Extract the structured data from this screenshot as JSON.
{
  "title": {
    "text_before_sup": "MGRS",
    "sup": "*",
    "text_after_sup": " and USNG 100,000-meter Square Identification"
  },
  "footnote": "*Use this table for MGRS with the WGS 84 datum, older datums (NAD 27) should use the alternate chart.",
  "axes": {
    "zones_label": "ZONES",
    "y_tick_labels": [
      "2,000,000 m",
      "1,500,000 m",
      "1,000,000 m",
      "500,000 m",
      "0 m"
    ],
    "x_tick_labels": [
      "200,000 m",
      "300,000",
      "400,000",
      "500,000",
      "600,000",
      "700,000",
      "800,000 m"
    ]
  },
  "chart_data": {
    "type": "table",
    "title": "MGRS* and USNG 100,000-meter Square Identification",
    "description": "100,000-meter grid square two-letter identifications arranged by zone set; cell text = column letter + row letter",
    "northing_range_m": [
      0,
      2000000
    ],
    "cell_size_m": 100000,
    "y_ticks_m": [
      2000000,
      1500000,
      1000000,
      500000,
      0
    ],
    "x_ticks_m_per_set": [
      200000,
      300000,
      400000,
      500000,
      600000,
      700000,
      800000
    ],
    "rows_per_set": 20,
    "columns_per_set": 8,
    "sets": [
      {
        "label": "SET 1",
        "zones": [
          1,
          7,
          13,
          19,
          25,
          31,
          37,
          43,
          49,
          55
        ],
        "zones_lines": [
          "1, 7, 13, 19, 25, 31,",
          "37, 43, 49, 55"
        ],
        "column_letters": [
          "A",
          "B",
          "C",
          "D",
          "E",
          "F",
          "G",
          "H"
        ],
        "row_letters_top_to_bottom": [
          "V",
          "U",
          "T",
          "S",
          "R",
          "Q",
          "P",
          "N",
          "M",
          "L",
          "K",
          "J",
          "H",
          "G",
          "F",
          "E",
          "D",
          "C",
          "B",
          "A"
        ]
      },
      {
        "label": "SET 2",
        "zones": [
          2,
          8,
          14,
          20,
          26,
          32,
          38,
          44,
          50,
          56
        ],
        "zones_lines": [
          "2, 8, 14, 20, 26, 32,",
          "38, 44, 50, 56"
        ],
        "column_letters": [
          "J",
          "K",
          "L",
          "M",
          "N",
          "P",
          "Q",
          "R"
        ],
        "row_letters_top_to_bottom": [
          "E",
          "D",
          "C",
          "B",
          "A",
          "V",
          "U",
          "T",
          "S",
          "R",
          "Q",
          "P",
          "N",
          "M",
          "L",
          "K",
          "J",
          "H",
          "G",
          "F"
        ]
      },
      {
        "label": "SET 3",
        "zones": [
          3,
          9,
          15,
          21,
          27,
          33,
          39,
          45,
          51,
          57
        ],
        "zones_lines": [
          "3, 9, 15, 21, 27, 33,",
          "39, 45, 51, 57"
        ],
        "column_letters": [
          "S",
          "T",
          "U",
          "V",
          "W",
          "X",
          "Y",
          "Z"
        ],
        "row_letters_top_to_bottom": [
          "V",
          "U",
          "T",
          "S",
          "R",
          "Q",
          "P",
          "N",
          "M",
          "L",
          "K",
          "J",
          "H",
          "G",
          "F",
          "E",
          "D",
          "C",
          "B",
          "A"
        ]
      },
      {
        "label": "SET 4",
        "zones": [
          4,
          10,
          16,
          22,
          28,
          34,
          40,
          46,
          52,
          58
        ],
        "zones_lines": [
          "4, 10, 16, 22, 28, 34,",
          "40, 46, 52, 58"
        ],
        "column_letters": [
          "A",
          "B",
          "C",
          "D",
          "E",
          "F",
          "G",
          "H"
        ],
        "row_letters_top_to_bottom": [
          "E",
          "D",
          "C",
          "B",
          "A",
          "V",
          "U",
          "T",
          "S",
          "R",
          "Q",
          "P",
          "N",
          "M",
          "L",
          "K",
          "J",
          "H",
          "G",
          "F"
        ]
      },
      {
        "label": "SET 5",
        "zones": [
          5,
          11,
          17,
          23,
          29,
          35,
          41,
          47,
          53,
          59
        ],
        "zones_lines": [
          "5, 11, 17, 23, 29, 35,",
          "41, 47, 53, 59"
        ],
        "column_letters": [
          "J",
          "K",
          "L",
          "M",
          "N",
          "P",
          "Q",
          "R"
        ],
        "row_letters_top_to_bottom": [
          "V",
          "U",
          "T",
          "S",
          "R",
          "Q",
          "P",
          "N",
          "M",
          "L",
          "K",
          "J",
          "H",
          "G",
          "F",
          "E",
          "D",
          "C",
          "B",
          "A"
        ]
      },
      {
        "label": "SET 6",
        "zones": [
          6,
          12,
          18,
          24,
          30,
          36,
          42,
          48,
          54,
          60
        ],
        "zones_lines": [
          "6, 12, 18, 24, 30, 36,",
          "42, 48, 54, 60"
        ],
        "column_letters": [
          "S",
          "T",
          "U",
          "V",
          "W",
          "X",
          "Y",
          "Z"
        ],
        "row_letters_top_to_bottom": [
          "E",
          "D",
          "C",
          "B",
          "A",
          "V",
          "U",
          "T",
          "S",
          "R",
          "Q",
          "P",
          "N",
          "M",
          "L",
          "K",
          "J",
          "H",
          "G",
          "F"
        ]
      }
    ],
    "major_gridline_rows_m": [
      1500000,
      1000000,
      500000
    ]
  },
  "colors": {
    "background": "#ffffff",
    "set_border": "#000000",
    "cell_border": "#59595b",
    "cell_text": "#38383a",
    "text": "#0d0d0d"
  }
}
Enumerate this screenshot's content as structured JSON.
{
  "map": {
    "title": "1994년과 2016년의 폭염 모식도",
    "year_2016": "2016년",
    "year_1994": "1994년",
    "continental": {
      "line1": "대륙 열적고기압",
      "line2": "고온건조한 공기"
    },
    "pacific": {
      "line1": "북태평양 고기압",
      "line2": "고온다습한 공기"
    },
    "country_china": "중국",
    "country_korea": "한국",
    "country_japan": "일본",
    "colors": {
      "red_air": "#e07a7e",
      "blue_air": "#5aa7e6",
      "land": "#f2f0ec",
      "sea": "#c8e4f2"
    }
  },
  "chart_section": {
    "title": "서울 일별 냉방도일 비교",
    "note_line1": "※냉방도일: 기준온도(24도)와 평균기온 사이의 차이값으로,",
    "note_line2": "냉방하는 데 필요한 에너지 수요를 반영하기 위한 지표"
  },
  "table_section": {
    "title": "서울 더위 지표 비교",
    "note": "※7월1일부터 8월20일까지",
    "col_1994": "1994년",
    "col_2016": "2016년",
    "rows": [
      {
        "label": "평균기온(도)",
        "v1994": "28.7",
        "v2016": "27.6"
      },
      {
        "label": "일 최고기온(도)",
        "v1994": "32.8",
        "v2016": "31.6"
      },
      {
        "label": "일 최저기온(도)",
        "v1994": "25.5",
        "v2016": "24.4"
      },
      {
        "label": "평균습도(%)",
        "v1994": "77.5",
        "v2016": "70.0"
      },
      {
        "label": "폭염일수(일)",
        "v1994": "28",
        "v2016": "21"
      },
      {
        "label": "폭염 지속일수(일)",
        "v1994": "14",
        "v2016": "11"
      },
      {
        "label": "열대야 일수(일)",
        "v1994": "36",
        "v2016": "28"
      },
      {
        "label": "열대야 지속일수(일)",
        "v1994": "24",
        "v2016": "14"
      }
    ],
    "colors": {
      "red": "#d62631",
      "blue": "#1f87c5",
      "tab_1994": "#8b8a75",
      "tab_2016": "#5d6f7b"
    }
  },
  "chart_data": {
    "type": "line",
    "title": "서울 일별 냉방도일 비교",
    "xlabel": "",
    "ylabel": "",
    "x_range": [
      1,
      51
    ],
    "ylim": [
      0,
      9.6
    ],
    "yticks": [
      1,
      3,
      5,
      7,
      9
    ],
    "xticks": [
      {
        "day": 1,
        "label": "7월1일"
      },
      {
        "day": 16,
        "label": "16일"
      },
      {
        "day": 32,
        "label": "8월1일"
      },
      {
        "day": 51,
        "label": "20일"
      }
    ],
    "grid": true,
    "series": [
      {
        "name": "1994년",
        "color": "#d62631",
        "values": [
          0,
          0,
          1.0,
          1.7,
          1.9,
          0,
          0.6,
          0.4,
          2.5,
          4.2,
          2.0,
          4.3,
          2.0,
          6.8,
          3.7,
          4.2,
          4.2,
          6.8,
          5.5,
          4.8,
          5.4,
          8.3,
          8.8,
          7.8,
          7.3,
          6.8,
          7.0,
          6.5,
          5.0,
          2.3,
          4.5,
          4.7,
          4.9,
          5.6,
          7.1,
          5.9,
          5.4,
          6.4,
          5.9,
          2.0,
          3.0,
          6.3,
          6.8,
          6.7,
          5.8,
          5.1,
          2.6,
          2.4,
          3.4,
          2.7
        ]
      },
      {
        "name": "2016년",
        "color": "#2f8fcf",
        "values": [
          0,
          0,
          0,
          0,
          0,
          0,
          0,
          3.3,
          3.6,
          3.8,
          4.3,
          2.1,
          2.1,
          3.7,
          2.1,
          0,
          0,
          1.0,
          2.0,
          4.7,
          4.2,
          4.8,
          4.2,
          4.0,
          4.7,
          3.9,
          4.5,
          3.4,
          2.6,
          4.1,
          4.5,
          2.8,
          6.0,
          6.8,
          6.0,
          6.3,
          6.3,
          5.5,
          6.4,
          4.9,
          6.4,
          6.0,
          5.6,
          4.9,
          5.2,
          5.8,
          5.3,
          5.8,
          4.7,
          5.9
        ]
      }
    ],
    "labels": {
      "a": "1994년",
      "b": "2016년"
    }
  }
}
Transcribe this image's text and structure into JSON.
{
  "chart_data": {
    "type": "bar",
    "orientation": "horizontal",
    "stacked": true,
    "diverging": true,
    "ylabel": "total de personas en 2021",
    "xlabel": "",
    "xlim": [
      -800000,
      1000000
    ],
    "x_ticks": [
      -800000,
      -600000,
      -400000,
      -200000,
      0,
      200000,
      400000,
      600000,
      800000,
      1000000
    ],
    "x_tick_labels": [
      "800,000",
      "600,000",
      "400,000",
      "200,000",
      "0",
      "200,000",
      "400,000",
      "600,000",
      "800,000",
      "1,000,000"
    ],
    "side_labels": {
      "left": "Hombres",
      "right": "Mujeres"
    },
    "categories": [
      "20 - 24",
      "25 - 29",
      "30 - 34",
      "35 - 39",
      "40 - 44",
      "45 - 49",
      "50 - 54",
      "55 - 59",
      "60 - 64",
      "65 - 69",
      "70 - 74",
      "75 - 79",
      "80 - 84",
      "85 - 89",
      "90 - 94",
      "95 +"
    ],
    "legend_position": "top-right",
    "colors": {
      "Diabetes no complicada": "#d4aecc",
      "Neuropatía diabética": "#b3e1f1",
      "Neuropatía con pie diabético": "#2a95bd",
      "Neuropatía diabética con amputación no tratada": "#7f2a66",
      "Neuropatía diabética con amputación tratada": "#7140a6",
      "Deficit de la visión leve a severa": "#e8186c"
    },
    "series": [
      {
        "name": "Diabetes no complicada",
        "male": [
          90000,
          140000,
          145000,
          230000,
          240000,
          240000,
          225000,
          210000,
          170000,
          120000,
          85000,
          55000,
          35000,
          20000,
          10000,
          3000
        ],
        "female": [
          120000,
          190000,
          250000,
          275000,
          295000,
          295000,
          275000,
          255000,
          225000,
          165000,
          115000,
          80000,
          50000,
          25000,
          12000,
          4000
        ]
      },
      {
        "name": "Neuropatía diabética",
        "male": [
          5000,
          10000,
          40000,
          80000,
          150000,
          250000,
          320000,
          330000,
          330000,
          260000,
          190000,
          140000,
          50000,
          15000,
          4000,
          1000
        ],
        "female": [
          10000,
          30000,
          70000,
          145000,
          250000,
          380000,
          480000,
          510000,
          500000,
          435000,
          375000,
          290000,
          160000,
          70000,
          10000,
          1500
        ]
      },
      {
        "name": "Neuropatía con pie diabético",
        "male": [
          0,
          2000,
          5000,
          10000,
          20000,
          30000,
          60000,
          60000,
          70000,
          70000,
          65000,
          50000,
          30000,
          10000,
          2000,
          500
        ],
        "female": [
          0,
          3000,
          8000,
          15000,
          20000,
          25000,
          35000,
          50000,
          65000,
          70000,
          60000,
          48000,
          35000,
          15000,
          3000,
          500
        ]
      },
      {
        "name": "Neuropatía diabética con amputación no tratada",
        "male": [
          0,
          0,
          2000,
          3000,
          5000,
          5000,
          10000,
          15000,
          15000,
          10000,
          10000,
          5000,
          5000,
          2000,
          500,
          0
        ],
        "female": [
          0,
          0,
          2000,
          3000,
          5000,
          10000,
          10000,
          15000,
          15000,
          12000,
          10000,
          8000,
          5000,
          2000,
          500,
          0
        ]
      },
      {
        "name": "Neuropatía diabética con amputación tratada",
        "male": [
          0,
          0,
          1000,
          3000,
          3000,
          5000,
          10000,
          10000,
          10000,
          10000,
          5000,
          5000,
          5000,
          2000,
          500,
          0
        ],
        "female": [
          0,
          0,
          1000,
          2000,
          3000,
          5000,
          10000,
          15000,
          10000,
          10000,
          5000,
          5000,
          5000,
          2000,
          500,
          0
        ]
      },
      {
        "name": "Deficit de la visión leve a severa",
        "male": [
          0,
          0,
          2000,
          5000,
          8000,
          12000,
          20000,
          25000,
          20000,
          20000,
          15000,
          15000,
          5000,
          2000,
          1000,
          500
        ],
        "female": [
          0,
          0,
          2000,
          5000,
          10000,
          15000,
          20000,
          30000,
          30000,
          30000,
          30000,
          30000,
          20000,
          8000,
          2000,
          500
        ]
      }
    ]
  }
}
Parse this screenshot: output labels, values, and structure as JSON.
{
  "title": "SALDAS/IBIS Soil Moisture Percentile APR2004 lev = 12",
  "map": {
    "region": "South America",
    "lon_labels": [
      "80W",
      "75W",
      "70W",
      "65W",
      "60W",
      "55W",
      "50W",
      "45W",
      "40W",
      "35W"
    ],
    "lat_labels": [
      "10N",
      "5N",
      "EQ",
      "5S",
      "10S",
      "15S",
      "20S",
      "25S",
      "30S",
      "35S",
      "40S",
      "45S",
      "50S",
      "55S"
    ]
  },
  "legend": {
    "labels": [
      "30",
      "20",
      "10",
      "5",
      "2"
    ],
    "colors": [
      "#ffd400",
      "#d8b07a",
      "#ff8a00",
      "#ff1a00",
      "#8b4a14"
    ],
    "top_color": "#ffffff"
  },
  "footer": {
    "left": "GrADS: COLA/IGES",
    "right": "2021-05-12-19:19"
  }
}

══════════

• PROBLEM TO WORK ON:
Filter out all lines lacking the word "MGRS" and copy the rest.

• ANSWER FOR THE TASK:
    "text_before_sup": "MGRS",
  "footnote": "*Use this table for MGRS with the WGS 84 datum, older datums (NAD 27) should use the alternate chart.",
    "title": "MGRS* and USNG 100,000-meter Square Identification",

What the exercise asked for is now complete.